Exercise details:
Rewrite the data from its start through the line containing "152, 517, 157]", substituting "marker" for every "data-point" and keeping everything else unchanged.

Element region listings:
+ + + + + + +

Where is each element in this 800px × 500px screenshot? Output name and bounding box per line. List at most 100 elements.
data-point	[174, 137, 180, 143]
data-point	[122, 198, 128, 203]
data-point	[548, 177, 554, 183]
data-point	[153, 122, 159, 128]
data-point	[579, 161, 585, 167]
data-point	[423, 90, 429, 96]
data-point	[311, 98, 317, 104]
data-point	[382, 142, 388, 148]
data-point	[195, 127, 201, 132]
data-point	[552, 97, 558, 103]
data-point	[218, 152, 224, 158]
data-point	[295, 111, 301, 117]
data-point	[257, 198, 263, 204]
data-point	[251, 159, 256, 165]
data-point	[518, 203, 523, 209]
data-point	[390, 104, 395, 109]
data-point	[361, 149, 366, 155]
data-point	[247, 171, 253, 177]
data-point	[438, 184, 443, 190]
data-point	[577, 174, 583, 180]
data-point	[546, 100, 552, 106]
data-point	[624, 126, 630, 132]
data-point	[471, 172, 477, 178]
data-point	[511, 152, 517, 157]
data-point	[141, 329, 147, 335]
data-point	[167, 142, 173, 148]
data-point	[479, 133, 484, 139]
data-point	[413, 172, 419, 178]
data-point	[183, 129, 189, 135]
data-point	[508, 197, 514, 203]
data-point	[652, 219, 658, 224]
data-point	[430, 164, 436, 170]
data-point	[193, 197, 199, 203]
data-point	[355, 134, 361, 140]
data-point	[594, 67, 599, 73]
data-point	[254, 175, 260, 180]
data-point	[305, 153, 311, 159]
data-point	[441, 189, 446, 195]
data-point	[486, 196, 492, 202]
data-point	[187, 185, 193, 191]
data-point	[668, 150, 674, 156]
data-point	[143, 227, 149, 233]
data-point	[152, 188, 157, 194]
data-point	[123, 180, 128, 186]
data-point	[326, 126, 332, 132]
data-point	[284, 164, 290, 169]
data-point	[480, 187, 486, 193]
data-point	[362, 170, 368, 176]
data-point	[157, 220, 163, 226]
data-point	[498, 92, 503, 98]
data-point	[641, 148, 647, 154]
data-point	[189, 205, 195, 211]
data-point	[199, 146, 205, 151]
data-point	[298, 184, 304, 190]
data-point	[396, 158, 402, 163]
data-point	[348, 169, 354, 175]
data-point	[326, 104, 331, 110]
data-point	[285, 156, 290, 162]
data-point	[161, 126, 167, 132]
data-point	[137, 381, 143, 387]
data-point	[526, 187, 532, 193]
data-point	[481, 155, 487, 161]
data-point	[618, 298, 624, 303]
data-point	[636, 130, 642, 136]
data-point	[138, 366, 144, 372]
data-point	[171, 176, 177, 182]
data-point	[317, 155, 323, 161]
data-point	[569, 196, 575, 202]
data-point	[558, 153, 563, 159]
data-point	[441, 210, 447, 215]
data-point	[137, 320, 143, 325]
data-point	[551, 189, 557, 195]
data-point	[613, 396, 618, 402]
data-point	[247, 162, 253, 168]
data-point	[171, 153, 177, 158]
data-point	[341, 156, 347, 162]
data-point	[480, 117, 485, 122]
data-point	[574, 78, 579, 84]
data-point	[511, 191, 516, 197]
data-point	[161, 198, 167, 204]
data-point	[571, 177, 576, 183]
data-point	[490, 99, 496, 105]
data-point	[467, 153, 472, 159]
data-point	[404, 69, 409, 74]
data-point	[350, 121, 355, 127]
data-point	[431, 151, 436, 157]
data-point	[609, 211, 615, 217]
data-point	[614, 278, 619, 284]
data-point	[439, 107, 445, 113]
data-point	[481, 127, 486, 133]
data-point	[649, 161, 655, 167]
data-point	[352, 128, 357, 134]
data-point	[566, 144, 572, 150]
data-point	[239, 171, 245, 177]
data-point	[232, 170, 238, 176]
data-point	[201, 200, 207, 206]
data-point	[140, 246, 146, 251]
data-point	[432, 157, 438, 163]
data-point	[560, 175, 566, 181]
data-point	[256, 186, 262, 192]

+ + + + + + +

Expected answer:
Where is each element in this 800px × 500px screenshot? Output name and bounding box per line. List at most 100 elements.
marker	[174, 137, 180, 143]
marker	[122, 198, 128, 203]
marker	[548, 177, 554, 183]
marker	[153, 122, 159, 128]
marker	[579, 161, 585, 167]
marker	[423, 90, 429, 96]
marker	[311, 98, 317, 104]
marker	[382, 142, 388, 148]
marker	[195, 127, 201, 132]
marker	[552, 97, 558, 103]
marker	[218, 152, 224, 158]
marker	[295, 111, 301, 117]
marker	[257, 198, 263, 204]
marker	[251, 159, 256, 165]
marker	[518, 203, 523, 209]
marker	[390, 104, 395, 109]
marker	[361, 149, 366, 155]
marker	[247, 171, 253, 177]
marker	[438, 184, 443, 190]
marker	[577, 174, 583, 180]
marker	[546, 100, 552, 106]
marker	[624, 126, 630, 132]
marker	[471, 172, 477, 178]
marker	[511, 152, 517, 157]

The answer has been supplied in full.